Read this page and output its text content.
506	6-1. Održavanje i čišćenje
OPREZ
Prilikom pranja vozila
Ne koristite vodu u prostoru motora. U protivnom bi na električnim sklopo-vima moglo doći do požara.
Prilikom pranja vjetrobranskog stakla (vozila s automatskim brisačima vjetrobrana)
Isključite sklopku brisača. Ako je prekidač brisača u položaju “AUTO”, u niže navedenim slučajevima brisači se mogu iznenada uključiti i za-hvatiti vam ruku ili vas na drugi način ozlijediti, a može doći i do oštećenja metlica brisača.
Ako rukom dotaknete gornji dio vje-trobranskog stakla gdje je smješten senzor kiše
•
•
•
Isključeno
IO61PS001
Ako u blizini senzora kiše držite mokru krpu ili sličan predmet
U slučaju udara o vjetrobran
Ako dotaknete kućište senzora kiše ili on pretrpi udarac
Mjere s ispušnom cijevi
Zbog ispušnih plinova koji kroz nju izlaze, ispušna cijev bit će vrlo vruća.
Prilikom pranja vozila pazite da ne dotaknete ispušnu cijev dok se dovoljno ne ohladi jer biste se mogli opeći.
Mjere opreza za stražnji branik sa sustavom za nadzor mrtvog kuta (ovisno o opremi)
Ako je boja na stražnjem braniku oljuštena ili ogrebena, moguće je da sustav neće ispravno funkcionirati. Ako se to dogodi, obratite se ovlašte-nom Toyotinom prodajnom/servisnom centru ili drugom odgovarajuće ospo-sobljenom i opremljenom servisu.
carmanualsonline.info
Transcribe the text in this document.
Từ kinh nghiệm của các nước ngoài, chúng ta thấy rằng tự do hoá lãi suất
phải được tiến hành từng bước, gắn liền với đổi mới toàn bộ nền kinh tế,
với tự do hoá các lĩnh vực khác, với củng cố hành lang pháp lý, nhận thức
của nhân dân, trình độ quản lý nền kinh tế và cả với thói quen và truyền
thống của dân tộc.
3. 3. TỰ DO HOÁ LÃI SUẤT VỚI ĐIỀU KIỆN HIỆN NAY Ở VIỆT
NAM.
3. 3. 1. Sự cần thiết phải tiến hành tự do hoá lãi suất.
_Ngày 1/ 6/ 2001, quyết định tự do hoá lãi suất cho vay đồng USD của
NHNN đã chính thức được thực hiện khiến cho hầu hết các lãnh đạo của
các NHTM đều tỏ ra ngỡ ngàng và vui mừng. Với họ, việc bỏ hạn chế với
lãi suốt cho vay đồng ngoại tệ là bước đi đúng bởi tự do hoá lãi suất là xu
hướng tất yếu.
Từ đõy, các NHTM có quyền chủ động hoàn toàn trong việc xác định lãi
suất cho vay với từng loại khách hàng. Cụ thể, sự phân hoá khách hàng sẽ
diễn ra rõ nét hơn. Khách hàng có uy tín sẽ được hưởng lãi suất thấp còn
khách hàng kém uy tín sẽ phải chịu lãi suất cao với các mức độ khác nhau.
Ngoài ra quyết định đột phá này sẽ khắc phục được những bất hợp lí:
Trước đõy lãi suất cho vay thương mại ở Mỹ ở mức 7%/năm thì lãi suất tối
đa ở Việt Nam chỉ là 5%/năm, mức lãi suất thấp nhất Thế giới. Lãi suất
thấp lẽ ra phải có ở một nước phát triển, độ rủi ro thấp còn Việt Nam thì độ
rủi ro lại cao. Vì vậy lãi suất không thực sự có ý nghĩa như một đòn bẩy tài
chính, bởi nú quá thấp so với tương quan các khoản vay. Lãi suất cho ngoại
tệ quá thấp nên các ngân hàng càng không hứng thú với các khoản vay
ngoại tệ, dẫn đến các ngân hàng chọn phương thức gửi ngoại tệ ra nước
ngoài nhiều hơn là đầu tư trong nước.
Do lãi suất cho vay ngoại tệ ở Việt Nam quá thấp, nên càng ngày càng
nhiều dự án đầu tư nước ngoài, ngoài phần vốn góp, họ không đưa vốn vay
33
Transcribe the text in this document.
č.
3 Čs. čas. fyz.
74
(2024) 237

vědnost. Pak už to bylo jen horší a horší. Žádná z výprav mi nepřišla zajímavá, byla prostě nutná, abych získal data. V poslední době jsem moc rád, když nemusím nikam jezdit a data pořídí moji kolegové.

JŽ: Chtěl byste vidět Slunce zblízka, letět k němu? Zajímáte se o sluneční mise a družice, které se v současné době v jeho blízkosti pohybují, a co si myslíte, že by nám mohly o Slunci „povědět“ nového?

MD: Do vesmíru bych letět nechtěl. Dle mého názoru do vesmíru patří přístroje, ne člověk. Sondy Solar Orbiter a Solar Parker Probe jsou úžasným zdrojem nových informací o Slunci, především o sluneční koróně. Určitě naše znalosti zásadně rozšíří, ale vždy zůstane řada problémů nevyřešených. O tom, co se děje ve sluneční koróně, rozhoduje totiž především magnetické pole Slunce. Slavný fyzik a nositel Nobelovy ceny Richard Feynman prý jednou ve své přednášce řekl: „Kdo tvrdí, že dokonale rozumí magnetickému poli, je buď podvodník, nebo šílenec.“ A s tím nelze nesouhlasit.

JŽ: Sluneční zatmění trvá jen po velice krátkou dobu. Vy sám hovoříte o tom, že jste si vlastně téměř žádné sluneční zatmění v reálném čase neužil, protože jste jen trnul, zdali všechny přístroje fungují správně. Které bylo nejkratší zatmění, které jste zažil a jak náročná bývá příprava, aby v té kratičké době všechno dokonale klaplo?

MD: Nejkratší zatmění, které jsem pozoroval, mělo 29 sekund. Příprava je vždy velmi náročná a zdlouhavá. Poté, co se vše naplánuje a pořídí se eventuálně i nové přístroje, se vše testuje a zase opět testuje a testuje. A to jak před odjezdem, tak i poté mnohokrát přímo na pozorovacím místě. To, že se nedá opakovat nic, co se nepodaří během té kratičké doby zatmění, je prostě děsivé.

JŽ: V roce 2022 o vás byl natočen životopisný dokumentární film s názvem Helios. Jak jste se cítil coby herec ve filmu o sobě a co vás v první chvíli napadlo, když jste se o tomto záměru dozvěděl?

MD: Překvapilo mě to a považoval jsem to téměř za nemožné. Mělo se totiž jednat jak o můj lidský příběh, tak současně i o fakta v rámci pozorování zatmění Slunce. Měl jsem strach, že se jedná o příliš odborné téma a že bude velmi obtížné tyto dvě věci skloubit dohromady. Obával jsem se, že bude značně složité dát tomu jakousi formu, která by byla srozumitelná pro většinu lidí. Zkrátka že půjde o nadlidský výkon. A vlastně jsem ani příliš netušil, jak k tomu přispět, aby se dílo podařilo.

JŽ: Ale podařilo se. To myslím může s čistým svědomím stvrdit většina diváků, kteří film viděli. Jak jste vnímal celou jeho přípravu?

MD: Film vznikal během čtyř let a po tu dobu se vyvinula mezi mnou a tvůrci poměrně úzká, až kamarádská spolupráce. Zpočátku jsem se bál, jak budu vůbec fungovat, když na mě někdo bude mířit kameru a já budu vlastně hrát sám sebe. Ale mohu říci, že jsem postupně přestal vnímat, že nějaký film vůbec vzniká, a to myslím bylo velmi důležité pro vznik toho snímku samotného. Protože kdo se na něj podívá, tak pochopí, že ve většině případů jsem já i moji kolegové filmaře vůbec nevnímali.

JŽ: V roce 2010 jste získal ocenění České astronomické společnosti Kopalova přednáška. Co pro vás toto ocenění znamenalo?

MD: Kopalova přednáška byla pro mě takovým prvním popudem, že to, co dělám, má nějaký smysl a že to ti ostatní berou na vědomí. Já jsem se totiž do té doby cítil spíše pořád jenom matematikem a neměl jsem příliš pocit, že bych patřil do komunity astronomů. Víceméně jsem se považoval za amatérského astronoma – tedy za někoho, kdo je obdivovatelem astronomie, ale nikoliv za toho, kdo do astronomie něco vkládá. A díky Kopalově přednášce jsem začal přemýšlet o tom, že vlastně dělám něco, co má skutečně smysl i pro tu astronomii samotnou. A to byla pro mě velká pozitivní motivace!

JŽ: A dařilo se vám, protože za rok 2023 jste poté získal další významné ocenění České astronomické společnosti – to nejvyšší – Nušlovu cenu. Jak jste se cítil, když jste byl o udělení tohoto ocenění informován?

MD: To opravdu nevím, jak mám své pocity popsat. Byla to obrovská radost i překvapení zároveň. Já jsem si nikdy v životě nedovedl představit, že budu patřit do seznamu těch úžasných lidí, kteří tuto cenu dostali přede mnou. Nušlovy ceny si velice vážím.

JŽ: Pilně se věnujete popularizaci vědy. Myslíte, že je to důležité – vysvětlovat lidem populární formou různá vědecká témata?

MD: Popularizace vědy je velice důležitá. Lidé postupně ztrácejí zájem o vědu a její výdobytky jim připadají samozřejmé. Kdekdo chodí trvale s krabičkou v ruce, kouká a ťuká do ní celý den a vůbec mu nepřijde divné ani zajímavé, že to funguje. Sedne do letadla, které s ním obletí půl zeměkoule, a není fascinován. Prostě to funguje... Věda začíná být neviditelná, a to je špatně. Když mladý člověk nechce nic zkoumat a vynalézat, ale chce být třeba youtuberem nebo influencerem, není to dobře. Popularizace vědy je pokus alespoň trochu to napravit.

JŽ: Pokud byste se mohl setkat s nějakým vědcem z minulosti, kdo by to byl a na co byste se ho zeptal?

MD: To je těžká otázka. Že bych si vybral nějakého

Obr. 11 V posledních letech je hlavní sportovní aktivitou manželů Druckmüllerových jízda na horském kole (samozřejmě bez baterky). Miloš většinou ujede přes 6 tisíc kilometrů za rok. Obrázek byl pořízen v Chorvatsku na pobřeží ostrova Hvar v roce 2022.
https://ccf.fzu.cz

.....

Exercise aim -> Check every line of the records above for the string "ngoại" and say how many contain it, giving the number alone.

Written reply -> 4